## EXERCISE TASKS
[1] Print the part of the excerpt on online community health starting with "1. ^ Community" and going on through "RESEARCH, 12(4), 346-362.".
[2] Answer these questions from the excerpt on online community health, one answer per line:
(a) What is the traditional method for measuring membership?
(b) What does the traditional response time metric count?
(c) Whose effect was mitigated in deriving the Traffic health factor?
[3] Decide whether each statement agrees with the excerpt on online community health. Answer yes or no, and quote the words that decide it.
(a) Mature communities stop adding new members.
(b) Thread depth is the average number of posts a thread contains.
(c) The calculation of Topic Interaction includes unique contributors.

** Start of SOURCE EXCERPT **

The characteristics of healthy communities and their corresponding health factors are:

Members. After an initial surge of registrations characteristic of a newly-launched community, membership in a healthy community continues to grow. Although mature communities typically experience a slower rate of growth, they still add new members as the company’s customer base grows. The traditional method for measuring membership is the registration count.[2]

Content. A critical mass of content posted on an online community is clearly one of its strongest attractions to both members and casual visitors. In support communities, the content enables participants to arrive at a general understanding or get answers to specific questions. In engagement (enthusiast or marketing) communities, it serves as a magnet to attract and engage members. In listening communities, the content posted by community members gives the company valuable input from the customers who use their products or services.[3]

A steady infusion of useful content, then, is essential to the health of a community. The traditional metric for measuring content is number of posts. This metric alone, however, gives no indication of the usefulness of the content, especially in communities that do not use content rating or tagging. In order to model content usefulness instead of sheer bulk, we consider page views as a surrogate for marketplace demand, but then dampen their effect to reduce the likelihood of spurious inflation.

Traffic. Like membership, traffic in a community—page views or eyes on content—is one of the most frequently cited metrics for community health. In deriving the Traffic health factor, we started with the standard page view metric, but then mitigated the effect of robot crawlers in order to diminish their impact.

Responsiveness. The speed with which community members respond to each other's posts is another key metric for determining community health. Participants in support communities, for example, are only willing to wait for answers for a limited amount of time. The same is true for engagement and other types of communities. If there is too much of a lag between posts and responses, conversations peter off and members start looking elsewhere. The traditional response time metric counts the number of minutes between the first post and the first reply. That first post might be anything—a question, a blog article, an idea, a status update. Because our analysis of community-member behavior has revealed the importance of subsequent responses, we have enhanced the traditional response time metric to account for all of the responses in a topic.

Interaction. Interaction between participants is one of the key reasons that online communities exist. The traditional metric for measuring interaction is thread depth, where threads are topics of discussion and their depth is the average number of posts they contain. This way of looking at interaction, however, does not consider the number of individuals who are participating. As a result, a topic with six posts by the same participant would have the same depth as one with six different contributors. Because our experience with online communities has led us to understand that the number of participants in an interaction is even more important than the number of posts, we have added the dimension of unique contributors to our calculation of Topic Interaction.

Liveliness. Although most people would be hard-pressed to define it, they recognize and respond to liveliness or buzz when they encounter it. Research has shown that participants are not only attracted to but are also motivated to return and contribute in communities that feel animated and vibrant.[4]

References

  1. ^ Community Health Index for Online Communities Lithium Technologies Whitepaper
  2. ^ Butler, B. S. (2001). Membership Size, Communication Activity, and Sustainability: A Resource-Based Model of Online Social Structures. INFORMATION SYSTEMS RESEARCH, 12(4), 346-362.
  3. ^ Soroka,V., & Rafaeli,S (2006). Invisible Participants: How Cultural Capital Relates to Lurking Behavior. Proceedings of the 15th international conference on World Wide Web (pp. 163-172).
  4. ^ Ackerman, M. S., & Starr, B. (1995). Social activity indicators: interface components for CSCW systems. In Proceedings of the 8th annual ACM symposium on User interface and software technology (pp. 159–168).

** End of SOURCE EXCERPT **
** Start of INFORMATION SUPPLIED **

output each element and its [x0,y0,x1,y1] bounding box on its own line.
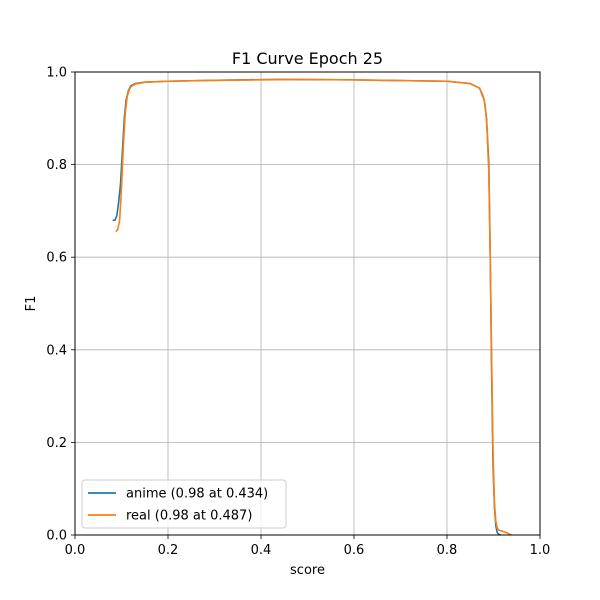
y-tick-label: 0.8 [46,158,67,173]
legend-label-1: real (0.98 at 0.487) [126,509,252,524]
x-tick-label: 0.0 [65,543,86,558]
y-axis-title: F1 [24,296,39,312]
y-tick-label: 1.0 [46,66,67,81]
plot-frame [74,71,541,536]
legend: anime (0.98 at 0.434) real (0.98 at 0.487… [81,479,287,529]
y-tick-label: 0.0 [46,529,67,544]
series-layer [112,78,512,536]
x-tick-label: 0.6 [344,543,365,558]
series-line-1 [115,78,512,536]
x-tick-label: 0.2 [158,543,179,558]
y-tick-label: 0.4 [46,343,67,358]
tick-layer: 0.0 0.2 0.4 0.6 0.8 1.0 0.0 0.2 0.4 0.6 0.8 1.0 [46,66,550,559]
chart-title: F1 Curve Epoch 25 [232,49,383,68]
x-tick-label: 0.8 [437,543,458,558]
legend-box [81,479,287,529]
legend-label-0: anime (0.98 at 0.434) [126,487,268,502]
y-tick-label: 0.2 [46,436,67,451]
y-tick-label: 0.6 [46,251,67,266]
x-tick-label: 1.0 [530,543,551,558]
grid [74,71,541,536]
x-tick-label: 0.4 [251,543,272,558]
x-axis-title: score [290,563,325,578]
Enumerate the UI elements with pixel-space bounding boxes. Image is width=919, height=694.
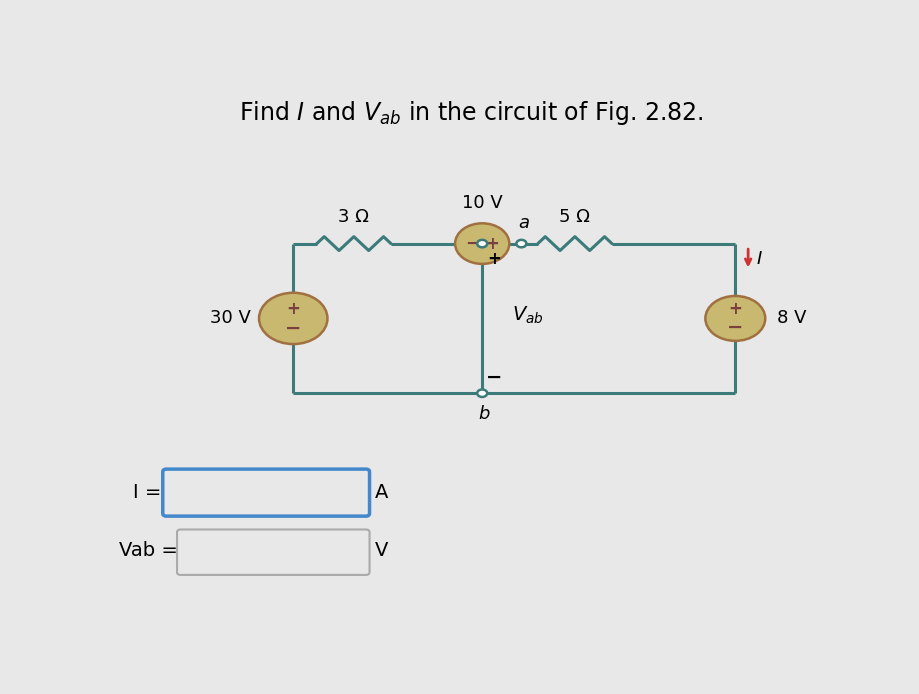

** End of INFORMATION SUPPLIED **

## RESULTS FOR EACH TASK
[1]
1. ^ Community Health Index for Online Communities Lithium Technologies Whitepaper
  2. ^ Butler, B. S. (2001). Membership Size, Communication Activity, and Sustainability: A Resource-Based Model of Online Social Structures. INFORMATION SYSTEMS RESEARCH, 12(4), 346-362.

[2]
(a) The registration count.
(b) The number of minutes between the first post and the first reply.
(c) The effect of robot crawlers.

[3]
(a) No: "they still add new members as the company’s customer base grows."
(b) Yes: "their depth is the average number of posts they contain."
(c) Yes: "we have added the dimension of unique contributors to our calculation of Topic Interaction."